Goal —
Give back the full material, exactly as it reads.

Stored records —

===============

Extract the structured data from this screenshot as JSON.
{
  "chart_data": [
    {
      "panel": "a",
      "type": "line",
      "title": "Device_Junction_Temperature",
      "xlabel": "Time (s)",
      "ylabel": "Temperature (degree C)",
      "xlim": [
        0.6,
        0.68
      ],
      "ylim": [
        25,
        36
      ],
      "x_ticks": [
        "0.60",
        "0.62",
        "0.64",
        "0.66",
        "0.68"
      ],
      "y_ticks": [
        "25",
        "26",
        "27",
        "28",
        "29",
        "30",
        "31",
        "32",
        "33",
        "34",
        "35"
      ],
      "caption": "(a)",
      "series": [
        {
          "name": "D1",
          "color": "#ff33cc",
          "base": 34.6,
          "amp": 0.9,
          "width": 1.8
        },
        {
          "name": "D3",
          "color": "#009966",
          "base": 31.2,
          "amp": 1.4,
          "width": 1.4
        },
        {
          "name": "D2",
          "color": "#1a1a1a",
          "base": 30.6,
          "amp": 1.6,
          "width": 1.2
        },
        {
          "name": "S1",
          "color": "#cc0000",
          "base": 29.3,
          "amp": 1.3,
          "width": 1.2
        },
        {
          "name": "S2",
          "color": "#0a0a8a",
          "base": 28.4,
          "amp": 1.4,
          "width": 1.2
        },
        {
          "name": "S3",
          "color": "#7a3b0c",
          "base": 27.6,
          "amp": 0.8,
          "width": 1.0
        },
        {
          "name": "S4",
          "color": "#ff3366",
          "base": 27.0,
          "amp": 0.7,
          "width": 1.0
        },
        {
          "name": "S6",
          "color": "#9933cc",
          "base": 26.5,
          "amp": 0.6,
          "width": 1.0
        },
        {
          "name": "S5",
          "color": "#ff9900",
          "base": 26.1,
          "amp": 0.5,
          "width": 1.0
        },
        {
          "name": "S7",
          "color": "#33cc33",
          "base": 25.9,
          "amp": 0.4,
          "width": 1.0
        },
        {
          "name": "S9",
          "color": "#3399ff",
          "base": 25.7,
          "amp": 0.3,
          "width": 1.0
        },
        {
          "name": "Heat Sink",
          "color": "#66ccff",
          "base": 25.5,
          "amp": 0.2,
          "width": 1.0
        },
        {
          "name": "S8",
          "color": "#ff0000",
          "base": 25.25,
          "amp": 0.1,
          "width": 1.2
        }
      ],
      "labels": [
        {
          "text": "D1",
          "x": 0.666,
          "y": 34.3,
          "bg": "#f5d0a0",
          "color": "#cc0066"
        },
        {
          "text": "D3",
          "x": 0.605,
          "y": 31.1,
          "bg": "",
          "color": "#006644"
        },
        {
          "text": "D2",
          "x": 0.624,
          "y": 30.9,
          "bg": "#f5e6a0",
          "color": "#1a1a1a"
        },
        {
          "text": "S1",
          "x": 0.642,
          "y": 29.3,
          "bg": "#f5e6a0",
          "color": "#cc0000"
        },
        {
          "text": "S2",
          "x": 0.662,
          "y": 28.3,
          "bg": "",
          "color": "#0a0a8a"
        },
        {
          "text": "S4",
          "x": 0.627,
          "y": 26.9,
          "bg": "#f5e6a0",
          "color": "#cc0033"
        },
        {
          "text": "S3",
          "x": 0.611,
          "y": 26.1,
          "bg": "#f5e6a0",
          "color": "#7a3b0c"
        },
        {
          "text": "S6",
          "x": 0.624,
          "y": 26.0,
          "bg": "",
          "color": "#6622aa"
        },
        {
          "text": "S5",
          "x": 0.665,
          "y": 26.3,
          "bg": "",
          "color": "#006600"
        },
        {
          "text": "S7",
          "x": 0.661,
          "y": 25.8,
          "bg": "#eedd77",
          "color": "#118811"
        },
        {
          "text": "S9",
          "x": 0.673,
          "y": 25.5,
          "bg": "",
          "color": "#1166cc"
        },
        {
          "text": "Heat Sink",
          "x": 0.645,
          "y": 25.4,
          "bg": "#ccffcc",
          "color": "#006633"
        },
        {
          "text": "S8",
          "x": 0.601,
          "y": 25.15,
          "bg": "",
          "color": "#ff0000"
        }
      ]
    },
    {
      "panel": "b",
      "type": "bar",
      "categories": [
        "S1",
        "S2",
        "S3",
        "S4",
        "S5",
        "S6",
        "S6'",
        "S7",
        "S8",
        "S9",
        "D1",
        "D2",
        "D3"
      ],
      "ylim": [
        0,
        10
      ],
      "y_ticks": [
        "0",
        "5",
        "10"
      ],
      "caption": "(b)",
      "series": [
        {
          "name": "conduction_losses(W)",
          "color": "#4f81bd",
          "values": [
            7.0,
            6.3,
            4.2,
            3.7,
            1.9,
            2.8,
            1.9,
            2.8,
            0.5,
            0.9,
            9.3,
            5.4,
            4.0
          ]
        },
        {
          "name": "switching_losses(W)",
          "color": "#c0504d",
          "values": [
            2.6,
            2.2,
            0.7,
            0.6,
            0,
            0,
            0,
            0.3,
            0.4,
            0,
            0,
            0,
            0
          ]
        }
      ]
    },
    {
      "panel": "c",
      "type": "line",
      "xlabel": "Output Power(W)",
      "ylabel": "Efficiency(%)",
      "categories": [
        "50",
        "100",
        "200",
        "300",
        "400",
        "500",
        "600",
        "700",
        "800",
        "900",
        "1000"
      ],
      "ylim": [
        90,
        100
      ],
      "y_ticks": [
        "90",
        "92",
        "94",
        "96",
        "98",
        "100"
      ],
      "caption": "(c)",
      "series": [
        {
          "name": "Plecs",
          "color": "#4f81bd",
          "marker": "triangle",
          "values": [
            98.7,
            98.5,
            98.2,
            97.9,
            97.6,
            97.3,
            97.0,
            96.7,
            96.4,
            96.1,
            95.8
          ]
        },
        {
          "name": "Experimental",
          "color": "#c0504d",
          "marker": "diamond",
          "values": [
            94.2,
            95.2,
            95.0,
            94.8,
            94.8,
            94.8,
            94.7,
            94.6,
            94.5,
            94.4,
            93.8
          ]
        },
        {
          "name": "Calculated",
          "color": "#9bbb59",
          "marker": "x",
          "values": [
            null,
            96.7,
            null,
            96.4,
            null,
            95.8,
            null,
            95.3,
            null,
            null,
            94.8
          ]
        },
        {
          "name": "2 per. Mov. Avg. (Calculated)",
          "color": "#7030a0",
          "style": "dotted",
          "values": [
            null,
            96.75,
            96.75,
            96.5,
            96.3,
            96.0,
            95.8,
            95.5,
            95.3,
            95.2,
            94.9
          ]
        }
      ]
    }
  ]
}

===============

Answer below —
Extract the structured data from this screenshot as JSON.
{
  "chart_data": [
    {
      "panel": "a",
      "type": "line",
      "title": "Device_Junction_Temperature",
      "xlabel": "Time (s)",
      "ylabel": "Temperature (degree C)",
      "xlim": [
        0.6,
        0.68
      ],
      "ylim": [
        25,
        36
      ],
      "x_ticks": [
        "0.60",
        "0.62",
        "0.64",
        "0.66",
        "0.68"
      ],
      "y_ticks": [
        "25",
        "26",
        "27",
        "28",
        "29",
        "30",
        "31",
        "32",
        "33",
        "34",
        "35"
      ],
      "caption": "(a)",
      "series": [
        {
          "name": "D1",
          "color": "#ff33cc",
          "base": 34.6,
          "amp": 0.9,
          "width": 1.8
        },
        {
          "name": "D3",
          "color": "#009966",
          "base": 31.2,
          "amp": 1.4,
          "width": 1.4
        },
        {
          "name": "D2",
          "color": "#1a1a1a",
          "base": 30.6,
          "amp": 1.6,
          "width": 1.2
        },
        {
          "name": "S1",
          "color": "#cc0000",
          "base": 29.3,
          "amp": 1.3,
          "width": 1.2
        },
        {
          "name": "S2",
          "color": "#0a0a8a",
          "base": 28.4,
          "amp": 1.4,
          "width": 1.2
        },
        {
          "name": "S3",
          "color": "#7a3b0c",
          "base": 27.6,
          "amp": 0.8,
          "width": 1.0
        },
        {
          "name": "S4",
          "color": "#ff3366",
          "base": 27.0,
          "amp": 0.7,
          "width": 1.0
        },
        {
          "name": "S6",
          "color": "#9933cc",
          "base": 26.5,
          "amp": 0.6,
          "width": 1.0
        },
        {
          "name": "S5",
          "color": "#ff9900",
          "base": 26.1,
          "amp": 0.5,
          "width": 1.0
        },
        {
          "name": "S7",
          "color": "#33cc33",
          "base": 25.9,
          "amp": 0.4,
          "width": 1.0
        },
        {
          "name": "S9",
          "color": "#3399ff",
          "base": 25.7,
          "amp": 0.3,
          "width": 1.0
        },
        {
          "name": "Heat Sink",
          "color": "#66ccff",
          "base": 25.5,
          "amp": 0.2,
          "width": 1.0
        },
        {
          "name": "S8",
          "color": "#ff0000",
          "base": 25.25,
          "amp": 0.1,
          "width": 1.2
        }
      ],
      "labels": [
        {
          "text": "D1",
          "x": 0.666,
          "y": 34.3,
          "bg": "#f5d0a0",
          "color": "#cc0066"
        },
        {
          "text": "D3",
          "x": 0.605,
          "y": 31.1,
          "bg": "",
          "color": "#006644"
        },
        {
          "text": "D2",
          "x": 0.624,
          "y": 30.9,
          "bg": "#f5e6a0",
          "color": "#1a1a1a"
        },
        {
          "text": "S1",
          "x": 0.642,
          "y": 29.3,
          "bg": "#f5e6a0",
          "color": "#cc0000"
        },
        {
          "text": "S2",
          "x": 0.662,
          "y": 28.3,
          "bg": "",
          "color": "#0a0a8a"
        },
        {
          "text": "S4",
          "x": 0.627,
          "y": 26.9,
          "bg": "#f5e6a0",
          "color": "#cc0033"
        },
        {
          "text": "S3",
          "x": 0.611,
          "y": 26.1,
          "bg": "#f5e6a0",
          "color": "#7a3b0c"
        },
        {
          "text": "S6",
          "x": 0.624,
          "y": 26.0,
          "bg": "",
          "color": "#6622aa"
        },
        {
          "text": "S5",
          "x": 0.665,
          "y": 26.3,
          "bg": "",
          "color": "#006600"
        },
        {
          "text": "S7",
          "x": 0.661,
          "y": 25.8,
          "bg": "#eedd77",
          "color": "#118811"
        },
        {
          "text": "S9",
          "x": 0.673,
          "y": 25.5,
          "bg": "",
          "color": "#1166cc"
        },
        {
          "text": "Heat Sink",
          "x": 0.645,
          "y": 25.4,
          "bg": "#ccffcc",
          "color": "#006633"
        },
        {
          "text": "S8",
          "x": 0.601,
          "y": 25.15,
          "bg": "",
          "color": "#ff0000"
        }
      ]
    },
    {
      "panel": "b",
      "type": "bar",
      "categories": [
        "S1",
        "S2",
        "S3",
        "S4",
        "S5",
        "S6",
        "S6'",
        "S7",
        "S8",
        "S9",
        "D1",
        "D2",
        "D3"
      ],
      "ylim": [
        0,
        10
      ],
      "y_ticks": [
        "0",
        "5",
        "10"
      ],
      "caption": "(b)",
      "series": [
        {
          "name": "conduction_losses(W)",
          "color": "#4f81bd",
          "values": [
            7.0,
            6.3,
            4.2,
            3.7,
            1.9,
            2.8,
            1.9,
            2.8,
            0.5,
            0.9,
            9.3,
            5.4,
            4.0
          ]
        },
        {
          "name": "switching_losses(W)",
          "color": "#c0504d",
          "values": [
            2.6,
            2.2,
            0.7,
            0.6,
            0,
            0,
            0,
            0.3,
            0.4,
            0,
            0,
            0,
            0
          ]
        }
      ]
    },
    {
      "panel": "c",
      "type": "line",
      "xlabel": "Output Power(W)",
      "ylabel": "Efficiency(%)",
      "categories": [
        "50",
        "100",
        "200",
        "300",
        "400",
        "500",
        "600",
        "700",
        "800",
        "900",
        "1000"
      ],
      "ylim": [
        90,
        100
      ],
      "y_ticks": [
        "90",
        "92",
        "94",
        "96",
        "98",
        "100"
      ],
      "caption": "(c)",
      "series": [
        {
          "name": "Plecs",
          "color": "#4f81bd",
          "marker": "triangle",
          "values": [
            98.7,
            98.5,
            98.2,
            97.9,
            97.6,
            97.3,
            97.0,
            96.7,
            96.4,
            96.1,
            95.8
          ]
        },
        {
          "name": "Experimental",
          "color": "#c0504d",
          "marker": "diamond",
          "values": [
            94.2,
            95.2,
            95.0,
            94.8,
            94.8,
            94.8,
            94.7,
            94.6,
            94.5,
            94.4,
            93.8
          ]
        },
        {
          "name": "Calculated",
          "color": "#9bbb59",
          "marker": "x",
          "values": [
            null,
            96.7,
            null,
            96.4,
            null,
            95.8,
            null,
            95.3,
            null,
            null,
            94.8
          ]
        },
        {
          "name": "2 per. Mov. Avg. (Calculated)",
          "color": "#7030a0",
          "style": "dotted",
          "values": [
            null,
            96.75,
            96.75,
            96.5,
            96.3,
            96.0,
            95.8,
            95.5,
            95.3,
            95.2,
            94.9
          ]
        }
      ]
    }
  ]
}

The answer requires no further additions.